Given records:
....

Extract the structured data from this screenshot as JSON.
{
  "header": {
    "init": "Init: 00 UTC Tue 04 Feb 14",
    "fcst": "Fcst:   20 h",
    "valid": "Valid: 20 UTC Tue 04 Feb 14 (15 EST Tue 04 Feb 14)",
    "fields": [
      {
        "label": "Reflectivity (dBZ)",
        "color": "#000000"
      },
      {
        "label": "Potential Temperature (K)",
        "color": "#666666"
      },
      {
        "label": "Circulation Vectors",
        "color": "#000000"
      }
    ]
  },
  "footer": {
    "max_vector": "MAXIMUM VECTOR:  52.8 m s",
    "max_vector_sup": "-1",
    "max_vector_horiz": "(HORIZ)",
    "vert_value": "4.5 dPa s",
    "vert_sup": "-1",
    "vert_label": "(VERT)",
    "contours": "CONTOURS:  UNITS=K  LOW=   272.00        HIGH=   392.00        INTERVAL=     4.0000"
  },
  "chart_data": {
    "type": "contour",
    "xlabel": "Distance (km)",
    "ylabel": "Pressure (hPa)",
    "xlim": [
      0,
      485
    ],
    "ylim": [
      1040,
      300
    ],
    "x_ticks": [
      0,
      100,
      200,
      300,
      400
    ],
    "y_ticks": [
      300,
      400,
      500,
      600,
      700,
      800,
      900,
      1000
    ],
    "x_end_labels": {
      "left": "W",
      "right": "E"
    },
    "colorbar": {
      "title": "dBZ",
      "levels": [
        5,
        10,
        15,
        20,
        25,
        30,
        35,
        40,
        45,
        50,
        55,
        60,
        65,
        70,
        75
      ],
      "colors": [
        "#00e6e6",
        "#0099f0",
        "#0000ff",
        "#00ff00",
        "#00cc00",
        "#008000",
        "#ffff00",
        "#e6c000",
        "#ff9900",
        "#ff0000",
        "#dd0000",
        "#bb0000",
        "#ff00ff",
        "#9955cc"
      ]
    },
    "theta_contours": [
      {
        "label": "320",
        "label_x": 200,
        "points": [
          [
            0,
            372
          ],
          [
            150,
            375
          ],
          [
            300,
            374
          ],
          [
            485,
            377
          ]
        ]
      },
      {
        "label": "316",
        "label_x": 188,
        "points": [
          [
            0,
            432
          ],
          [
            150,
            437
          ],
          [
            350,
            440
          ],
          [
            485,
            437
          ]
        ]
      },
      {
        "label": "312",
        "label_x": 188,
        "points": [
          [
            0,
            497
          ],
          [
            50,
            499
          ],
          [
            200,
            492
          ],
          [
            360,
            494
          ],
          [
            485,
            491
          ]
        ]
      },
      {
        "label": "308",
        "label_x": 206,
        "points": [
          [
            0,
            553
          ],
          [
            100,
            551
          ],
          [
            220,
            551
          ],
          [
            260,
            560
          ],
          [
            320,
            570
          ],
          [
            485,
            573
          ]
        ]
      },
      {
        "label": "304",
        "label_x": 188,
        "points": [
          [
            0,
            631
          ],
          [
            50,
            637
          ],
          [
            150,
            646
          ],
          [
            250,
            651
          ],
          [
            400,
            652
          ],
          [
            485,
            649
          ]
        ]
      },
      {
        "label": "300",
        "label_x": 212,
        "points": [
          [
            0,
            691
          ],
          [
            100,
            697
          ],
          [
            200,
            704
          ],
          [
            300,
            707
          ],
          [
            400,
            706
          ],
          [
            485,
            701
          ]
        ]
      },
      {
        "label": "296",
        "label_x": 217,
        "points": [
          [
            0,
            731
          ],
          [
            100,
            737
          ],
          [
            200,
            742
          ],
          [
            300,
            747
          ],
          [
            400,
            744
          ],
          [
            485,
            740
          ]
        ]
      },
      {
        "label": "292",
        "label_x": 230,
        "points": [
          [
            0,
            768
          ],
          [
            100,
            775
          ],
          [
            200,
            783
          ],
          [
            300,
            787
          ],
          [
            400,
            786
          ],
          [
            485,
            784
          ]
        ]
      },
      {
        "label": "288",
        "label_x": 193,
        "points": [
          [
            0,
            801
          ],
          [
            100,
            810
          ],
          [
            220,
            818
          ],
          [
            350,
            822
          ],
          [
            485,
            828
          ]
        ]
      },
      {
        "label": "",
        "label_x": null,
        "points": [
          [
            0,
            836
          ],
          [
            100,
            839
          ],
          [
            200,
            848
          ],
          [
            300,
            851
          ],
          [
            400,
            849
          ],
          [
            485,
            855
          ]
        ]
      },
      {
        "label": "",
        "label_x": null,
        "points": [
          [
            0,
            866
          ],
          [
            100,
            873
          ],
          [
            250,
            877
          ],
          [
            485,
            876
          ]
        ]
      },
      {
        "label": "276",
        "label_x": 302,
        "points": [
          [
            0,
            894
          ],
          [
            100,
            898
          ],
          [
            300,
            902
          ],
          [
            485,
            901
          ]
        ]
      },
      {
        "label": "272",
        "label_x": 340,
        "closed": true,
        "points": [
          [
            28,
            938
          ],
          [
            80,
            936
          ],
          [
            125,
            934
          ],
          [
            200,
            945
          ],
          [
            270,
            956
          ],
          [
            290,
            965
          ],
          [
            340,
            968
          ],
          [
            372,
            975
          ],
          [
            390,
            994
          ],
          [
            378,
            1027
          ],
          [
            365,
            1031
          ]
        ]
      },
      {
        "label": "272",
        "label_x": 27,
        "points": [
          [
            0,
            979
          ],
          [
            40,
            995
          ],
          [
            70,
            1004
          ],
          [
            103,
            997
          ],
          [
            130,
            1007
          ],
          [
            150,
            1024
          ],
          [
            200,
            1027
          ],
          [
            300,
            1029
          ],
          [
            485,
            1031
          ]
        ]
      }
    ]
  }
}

....

Short problem:
Using the data above, print every record exactly as shown.

Written solution:
Extract the structured data from this screenshot as JSON.
{
  "header": {
    "init": "Init: 00 UTC Tue 04 Feb 14",
    "fcst": "Fcst:   20 h",
    "valid": "Valid: 20 UTC Tue 04 Feb 14 (15 EST Tue 04 Feb 14)",
    "fields": [
      {
        "label": "Reflectivity (dBZ)",
        "color": "#000000"
      },
      {
        "label": "Potential Temperature (K)",
        "color": "#666666"
      },
      {
        "label": "Circulation Vectors",
        "color": "#000000"
      }
    ]
  },
  "footer": {
    "max_vector": "MAXIMUM VECTOR:  52.8 m s",
    "max_vector_sup": "-1",
    "max_vector_horiz": "(HORIZ)",
    "vert_value": "4.5 dPa s",
    "vert_sup": "-1",
    "vert_label": "(VERT)",
    "contours": "CONTOURS:  UNITS=K  LOW=   272.00        HIGH=   392.00        INTERVAL=     4.0000"
  },
  "chart_data": {
    "type": "contour",
    "xlabel": "Distance (km)",
    "ylabel": "Pressure (hPa)",
    "xlim": [
      0,
      485
    ],
    "ylim": [
      1040,
      300
    ],
    "x_ticks": [
      0,
      100,
      200,
      300,
      400
    ],
    "y_ticks": [
      300,
      400,
      500,
      600,
      700,
      800,
      900,
      1000
    ],
    "x_end_labels": {
      "left": "W",
      "right": "E"
    },
    "colorbar": {
      "title": "dBZ",
      "levels": [
        5,
        10,
        15,
        20,
        25,
        30,
        35,
        40,
        45,
        50,
        55,
        60,
        65,
        70,
        75
      ],
      "colors": [
        "#00e6e6",
        "#0099f0",
        "#0000ff",
        "#00ff00",
        "#00cc00",
        "#008000",
        "#ffff00",
        "#e6c000",
        "#ff9900",
        "#ff0000",
        "#dd0000",
        "#bb0000",
        "#ff00ff",
        "#9955cc"
      ]
    },
    "theta_contours": [
      {
        "label": "320",
        "label_x": 200,
        "points": [
          [
            0,
            372
          ],
          [
            150,
            375
          ],
          [
            300,
            374
          ],
          [
            485,
            377
          ]
        ]
      },
      {
        "label": "316",
        "label_x": 188,
        "points": [
          [
            0,
            432
          ],
          [
            150,
            437
          ],
          [
            350,
            440
          ],
          [
            485,
            437
          ]
        ]
      },
      {
        "label": "312",
        "label_x": 188,
        "points": [
          [
            0,
            497
          ],
          [
            50,
            499
          ],
          [
            200,
            492
          ],
          [
            360,
            494
          ],
          [
            485,
            491
          ]
        ]
      },
      {
        "label": "308",
        "label_x": 206,
        "points": [
          [
            0,
            553
          ],
          [
            100,
            551
          ],
          [
            220,
            551
          ],
          [
            260,
            560
          ],
          [
            320,
            570
          ],
          [
            485,
            573
          ]
        ]
      },
      {
        "label": "304",
        "label_x": 188,
        "points": [
          [
            0,
            631
          ],
          [
            50,
            637
          ],
          [
            150,
            646
          ],
          [
            250,
            651
          ],
          [
            400,
            652
          ],
          [
            485,
            649
          ]
        ]
      },
      {
        "label": "300",
        "label_x": 212,
        "points": [
          [
            0,
            691
          ],
          [
            100,
            697
          ],
          [
            200,
            704
          ],
          [
            300,
            707
          ],
          [
            400,
            706
          ],
          [
            485,
            701
          ]
        ]
      },
      {
        "label": "296",
        "label_x": 217,
        "points": [
          [
            0,
            731
          ],
          [
            100,
            737
          ],
          [
            200,
            742
          ],
          [
            300,
            747
          ],
          [
            400,
            744
          ],
          [
            485,
            740
          ]
        ]
      },
      {
        "label": "292",
        "label_x": 230,
        "points": [
          [
            0,
            768
          ],
          [
            100,
            775
          ],
          [
            200,
            783
          ],
          [
            300,
            787
          ],
          [
            400,
            786
          ],
          [
            485,
            784
          ]
        ]
      },
      {
        "label": "288",
        "label_x": 193,
        "points": [
          [
            0,
            801
          ],
          [
            100,
            810
          ],
          [
            220,
            818
          ],
          [
            350,
            822
          ],
          [
            485,
            828
          ]
        ]
      },
      {
        "label": "",
        "label_x": null,
        "points": [
          [
            0,
            836
          ],
          [
            100,
            839
          ],
          [
            200,
            848
          ],
          [
            300,
            851
          ],
          [
            400,
            849
          ],
          [
            485,
            855
          ]
        ]
      },
      {
        "label": "",
        "label_x": null,
        "points": [
          [
            0,
            866
          ],
          [
            100,
            873
          ],
          [
            250,
            877
          ],
          [
            485,
            876
          ]
        ]
      },
      {
        "label": "276",
        "label_x": 302,
        "points": [
          [
            0,
            894
          ],
          [
            100,
            898
          ],
          [
            300,
            902
          ],
          [
            485,
            901
          ]
        ]
      },
      {
        "label": "272",
        "label_x": 340,
        "closed": true,
        "points": [
          [
            28,
            938
          ],
          [
            80,
            936
          ],
          [
            125,
            934
          ],
          [
            200,
            945
          ],
          [
            270,
            956
          ],
          [
            290,
            965
          ],
          [
            340,
            968
          ],
          [
            372,
            975
          ],
          [
            390,
            994
          ],
          [
            378,
            1027
          ],
          [
            365,
            1031
          ]
        ]
      },
      {
        "label": "272",
        "label_x": 27,
        "points": [
          [
            0,
            979
          ],
          [
            40,
            995
          ],
          [
            70,
            1004
          ],
          [
            103,
            997
          ],
          [
            130,
            1007
          ],
          [
            150,
            1024
          ],
          [
            200,
            1027
          ],
          [
            300,
            1029
          ],
          [
            485,
            1031
          ]
        ]
      }
    ]
  }
}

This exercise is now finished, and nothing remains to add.